## Work required
State how many lines include "Evidence", giving the number by itself.

## Data to process
========================================================================

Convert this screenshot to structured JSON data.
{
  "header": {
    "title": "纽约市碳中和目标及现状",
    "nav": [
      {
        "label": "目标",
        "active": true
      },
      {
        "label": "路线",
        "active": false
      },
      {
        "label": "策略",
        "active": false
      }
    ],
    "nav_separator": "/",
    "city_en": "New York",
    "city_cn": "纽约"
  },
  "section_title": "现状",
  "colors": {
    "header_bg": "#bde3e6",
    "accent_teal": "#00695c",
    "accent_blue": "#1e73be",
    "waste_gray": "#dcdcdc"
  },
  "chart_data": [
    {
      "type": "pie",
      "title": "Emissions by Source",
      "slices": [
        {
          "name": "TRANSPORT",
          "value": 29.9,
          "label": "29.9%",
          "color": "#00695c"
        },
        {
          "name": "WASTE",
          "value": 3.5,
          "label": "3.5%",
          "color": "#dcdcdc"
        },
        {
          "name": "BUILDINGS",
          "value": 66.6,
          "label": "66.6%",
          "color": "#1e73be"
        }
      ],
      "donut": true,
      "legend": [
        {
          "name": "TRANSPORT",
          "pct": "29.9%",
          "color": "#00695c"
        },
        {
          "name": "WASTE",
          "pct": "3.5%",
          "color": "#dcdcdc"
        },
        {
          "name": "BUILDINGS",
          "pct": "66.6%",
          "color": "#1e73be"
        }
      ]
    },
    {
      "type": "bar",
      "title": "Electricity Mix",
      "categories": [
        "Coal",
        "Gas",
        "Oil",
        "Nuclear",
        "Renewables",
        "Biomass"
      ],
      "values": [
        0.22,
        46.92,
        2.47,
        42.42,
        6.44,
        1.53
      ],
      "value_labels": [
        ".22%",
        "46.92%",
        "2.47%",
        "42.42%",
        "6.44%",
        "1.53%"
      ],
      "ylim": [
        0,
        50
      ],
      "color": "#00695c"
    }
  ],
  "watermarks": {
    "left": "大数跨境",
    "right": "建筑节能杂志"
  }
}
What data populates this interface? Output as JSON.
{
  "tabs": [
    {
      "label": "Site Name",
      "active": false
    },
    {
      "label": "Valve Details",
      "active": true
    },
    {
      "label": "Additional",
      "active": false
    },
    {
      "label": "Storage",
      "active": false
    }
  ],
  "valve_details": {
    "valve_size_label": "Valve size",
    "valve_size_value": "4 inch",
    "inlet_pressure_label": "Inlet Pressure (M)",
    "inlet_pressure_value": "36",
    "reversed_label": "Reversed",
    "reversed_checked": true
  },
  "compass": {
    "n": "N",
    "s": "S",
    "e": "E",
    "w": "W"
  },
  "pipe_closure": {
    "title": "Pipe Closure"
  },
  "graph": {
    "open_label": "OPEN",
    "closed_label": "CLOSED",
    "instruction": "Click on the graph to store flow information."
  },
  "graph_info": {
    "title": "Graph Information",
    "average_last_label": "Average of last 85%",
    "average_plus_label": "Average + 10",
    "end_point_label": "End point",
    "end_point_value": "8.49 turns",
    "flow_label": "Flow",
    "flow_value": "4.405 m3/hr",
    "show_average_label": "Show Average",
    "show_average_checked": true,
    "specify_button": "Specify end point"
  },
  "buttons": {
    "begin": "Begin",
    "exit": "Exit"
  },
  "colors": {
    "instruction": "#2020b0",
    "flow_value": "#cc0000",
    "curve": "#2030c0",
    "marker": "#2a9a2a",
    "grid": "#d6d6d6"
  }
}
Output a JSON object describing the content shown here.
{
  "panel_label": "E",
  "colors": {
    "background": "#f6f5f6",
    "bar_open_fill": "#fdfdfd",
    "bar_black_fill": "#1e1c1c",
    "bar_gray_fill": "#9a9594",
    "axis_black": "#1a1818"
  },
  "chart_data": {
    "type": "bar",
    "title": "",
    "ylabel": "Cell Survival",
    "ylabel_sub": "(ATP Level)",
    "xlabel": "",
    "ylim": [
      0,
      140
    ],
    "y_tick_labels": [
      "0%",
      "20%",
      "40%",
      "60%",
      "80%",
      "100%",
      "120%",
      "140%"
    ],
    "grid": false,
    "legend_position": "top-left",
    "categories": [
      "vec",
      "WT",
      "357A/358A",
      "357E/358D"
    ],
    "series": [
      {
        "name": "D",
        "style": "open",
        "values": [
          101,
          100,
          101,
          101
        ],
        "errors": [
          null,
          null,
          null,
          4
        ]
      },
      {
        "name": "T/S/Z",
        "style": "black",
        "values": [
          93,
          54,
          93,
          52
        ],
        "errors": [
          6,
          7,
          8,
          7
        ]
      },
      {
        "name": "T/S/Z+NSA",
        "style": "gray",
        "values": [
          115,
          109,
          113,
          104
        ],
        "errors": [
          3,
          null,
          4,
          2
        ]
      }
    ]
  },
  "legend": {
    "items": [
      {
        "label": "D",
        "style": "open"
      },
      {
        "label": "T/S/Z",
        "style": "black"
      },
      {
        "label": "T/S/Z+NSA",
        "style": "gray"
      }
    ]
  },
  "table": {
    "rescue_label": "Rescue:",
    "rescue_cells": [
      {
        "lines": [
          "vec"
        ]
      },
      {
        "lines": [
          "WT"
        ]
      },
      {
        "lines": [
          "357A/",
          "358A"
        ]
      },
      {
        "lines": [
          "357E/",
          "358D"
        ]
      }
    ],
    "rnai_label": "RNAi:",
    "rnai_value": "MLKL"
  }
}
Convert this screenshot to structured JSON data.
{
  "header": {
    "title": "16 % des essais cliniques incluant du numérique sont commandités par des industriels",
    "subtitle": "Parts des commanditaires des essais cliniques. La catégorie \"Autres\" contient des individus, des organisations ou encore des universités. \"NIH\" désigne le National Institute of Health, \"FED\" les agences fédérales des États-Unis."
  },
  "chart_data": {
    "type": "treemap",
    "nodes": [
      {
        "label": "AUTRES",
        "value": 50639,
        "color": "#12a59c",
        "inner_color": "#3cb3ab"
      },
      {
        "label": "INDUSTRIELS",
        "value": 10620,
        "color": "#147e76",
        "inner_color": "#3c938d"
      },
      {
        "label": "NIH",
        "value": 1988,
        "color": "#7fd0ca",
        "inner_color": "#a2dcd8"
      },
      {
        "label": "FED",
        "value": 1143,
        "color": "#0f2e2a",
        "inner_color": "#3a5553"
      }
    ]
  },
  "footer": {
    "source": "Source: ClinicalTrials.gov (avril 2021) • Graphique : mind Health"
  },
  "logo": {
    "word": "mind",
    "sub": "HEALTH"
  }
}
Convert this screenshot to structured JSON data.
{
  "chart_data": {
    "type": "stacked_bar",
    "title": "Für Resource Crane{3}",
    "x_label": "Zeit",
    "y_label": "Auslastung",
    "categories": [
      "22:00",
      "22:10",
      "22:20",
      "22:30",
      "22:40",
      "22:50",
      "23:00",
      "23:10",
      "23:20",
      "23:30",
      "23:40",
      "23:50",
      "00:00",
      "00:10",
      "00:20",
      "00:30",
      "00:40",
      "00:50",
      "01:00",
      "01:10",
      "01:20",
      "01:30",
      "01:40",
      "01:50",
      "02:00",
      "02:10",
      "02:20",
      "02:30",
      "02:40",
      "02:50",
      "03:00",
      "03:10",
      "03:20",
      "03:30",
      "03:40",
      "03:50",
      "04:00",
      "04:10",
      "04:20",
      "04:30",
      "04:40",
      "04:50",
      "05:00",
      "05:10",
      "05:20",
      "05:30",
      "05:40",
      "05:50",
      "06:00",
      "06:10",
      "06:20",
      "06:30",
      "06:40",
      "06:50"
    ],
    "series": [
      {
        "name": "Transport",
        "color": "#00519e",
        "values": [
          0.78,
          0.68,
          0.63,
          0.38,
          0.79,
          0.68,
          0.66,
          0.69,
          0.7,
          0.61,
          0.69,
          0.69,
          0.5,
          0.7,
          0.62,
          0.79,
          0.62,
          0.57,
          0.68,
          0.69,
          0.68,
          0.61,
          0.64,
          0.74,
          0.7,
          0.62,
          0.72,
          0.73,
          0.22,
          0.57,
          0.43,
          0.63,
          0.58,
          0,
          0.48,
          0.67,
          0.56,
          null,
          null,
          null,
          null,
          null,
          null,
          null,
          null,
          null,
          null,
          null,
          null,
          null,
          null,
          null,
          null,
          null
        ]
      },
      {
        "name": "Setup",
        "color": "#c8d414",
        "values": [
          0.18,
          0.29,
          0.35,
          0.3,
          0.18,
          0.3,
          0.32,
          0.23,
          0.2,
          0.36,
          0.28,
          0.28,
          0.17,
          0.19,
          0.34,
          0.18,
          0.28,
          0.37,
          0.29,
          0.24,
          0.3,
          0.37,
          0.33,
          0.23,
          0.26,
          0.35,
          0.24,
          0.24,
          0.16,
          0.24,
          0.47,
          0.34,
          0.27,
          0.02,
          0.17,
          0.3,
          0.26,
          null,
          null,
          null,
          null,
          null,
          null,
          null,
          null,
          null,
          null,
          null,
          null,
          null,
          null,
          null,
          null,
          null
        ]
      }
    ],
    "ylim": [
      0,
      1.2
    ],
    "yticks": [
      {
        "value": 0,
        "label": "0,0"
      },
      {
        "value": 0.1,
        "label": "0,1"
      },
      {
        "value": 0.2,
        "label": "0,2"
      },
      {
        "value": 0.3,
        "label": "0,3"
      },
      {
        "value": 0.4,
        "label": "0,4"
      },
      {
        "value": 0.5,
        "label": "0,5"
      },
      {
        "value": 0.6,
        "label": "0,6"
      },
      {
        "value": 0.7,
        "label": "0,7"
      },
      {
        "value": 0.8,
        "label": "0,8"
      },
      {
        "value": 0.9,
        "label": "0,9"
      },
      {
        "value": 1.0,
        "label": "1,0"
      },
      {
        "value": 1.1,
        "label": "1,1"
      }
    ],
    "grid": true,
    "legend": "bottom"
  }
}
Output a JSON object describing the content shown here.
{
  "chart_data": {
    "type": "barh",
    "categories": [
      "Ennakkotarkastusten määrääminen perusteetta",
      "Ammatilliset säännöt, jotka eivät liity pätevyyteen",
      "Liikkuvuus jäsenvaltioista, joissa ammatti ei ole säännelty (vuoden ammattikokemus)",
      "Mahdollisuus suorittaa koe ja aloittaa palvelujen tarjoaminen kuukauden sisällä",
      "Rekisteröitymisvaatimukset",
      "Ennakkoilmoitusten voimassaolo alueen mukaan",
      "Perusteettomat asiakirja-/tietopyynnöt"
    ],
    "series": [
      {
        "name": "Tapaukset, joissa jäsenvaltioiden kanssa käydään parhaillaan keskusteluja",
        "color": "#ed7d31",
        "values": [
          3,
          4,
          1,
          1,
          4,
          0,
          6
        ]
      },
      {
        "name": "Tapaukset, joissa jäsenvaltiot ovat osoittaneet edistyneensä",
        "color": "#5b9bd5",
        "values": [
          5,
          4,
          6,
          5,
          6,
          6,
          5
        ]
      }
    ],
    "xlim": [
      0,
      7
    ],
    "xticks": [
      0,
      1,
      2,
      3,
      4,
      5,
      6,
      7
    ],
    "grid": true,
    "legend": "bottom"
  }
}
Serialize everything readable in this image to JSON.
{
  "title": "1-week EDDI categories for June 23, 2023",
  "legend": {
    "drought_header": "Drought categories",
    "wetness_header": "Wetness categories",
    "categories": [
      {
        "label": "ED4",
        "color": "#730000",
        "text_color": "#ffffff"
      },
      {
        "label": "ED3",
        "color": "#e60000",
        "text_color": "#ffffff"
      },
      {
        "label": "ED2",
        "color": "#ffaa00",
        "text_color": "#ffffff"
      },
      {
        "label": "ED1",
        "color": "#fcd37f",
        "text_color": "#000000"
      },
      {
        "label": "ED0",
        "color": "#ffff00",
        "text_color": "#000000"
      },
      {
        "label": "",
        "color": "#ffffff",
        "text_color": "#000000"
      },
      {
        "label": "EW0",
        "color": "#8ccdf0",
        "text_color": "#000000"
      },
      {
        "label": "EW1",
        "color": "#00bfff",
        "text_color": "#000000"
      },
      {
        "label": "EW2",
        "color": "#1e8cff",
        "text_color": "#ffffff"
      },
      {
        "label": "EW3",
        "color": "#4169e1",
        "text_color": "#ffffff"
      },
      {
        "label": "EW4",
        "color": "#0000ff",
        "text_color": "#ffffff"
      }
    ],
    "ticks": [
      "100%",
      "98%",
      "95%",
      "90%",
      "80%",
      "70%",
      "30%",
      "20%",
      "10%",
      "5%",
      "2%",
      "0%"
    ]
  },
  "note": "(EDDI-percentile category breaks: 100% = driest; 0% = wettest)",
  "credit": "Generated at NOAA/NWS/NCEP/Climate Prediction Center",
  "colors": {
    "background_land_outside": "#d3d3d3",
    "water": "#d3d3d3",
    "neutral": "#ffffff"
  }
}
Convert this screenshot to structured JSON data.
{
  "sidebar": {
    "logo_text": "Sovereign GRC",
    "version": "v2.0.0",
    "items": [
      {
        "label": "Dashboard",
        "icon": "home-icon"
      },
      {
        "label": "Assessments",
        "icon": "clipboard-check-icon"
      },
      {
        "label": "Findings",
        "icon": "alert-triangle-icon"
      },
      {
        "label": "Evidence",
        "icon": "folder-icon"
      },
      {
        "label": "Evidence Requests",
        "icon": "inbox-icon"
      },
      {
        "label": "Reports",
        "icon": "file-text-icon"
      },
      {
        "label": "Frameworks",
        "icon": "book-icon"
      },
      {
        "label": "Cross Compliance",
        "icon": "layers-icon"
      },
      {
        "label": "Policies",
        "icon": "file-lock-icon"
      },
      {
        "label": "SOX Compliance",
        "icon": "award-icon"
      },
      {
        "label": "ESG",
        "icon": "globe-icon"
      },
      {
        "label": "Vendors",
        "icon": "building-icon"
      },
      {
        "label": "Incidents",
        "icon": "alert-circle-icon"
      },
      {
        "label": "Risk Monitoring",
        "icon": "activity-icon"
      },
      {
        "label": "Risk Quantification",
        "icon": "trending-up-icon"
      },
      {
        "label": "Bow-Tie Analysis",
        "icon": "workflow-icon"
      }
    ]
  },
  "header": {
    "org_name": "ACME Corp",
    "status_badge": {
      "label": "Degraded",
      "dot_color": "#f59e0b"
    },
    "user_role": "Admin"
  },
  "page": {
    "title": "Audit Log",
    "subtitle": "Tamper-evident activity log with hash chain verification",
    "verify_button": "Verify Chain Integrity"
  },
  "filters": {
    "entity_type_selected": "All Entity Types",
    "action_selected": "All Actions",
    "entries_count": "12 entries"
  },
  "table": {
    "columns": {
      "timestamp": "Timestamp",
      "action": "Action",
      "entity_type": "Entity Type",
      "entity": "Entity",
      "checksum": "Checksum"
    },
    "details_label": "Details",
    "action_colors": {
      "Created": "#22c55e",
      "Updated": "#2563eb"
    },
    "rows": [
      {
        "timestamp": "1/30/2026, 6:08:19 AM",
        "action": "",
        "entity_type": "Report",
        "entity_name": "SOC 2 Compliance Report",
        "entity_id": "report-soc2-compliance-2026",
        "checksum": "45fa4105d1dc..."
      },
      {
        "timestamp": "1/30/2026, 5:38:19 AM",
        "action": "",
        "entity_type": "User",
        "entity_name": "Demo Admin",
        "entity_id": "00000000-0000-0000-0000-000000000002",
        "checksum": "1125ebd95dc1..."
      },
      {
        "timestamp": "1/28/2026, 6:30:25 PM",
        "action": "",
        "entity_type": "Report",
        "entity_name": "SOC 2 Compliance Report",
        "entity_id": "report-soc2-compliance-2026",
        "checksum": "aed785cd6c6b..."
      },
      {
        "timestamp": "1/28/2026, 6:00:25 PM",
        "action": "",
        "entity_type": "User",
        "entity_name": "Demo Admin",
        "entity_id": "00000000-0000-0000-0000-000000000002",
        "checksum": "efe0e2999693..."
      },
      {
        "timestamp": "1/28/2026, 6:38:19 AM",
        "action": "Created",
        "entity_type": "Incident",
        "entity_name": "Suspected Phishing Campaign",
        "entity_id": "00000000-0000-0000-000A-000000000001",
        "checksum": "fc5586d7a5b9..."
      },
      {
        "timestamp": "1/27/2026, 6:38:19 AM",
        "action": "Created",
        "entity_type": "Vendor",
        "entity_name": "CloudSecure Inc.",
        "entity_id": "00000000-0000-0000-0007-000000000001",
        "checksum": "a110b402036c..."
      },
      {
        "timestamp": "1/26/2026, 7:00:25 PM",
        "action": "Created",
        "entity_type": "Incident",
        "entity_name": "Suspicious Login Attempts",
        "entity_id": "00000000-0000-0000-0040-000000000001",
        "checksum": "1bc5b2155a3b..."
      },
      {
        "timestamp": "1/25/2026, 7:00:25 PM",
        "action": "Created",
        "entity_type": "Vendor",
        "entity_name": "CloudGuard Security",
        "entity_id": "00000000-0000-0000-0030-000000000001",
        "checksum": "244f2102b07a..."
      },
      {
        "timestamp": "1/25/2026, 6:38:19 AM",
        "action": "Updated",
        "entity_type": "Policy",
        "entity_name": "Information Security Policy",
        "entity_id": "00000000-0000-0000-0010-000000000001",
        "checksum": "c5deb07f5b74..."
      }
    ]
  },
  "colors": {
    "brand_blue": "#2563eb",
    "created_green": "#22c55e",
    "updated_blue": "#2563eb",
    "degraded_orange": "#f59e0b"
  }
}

========================================================================

## Solution to this exercise
2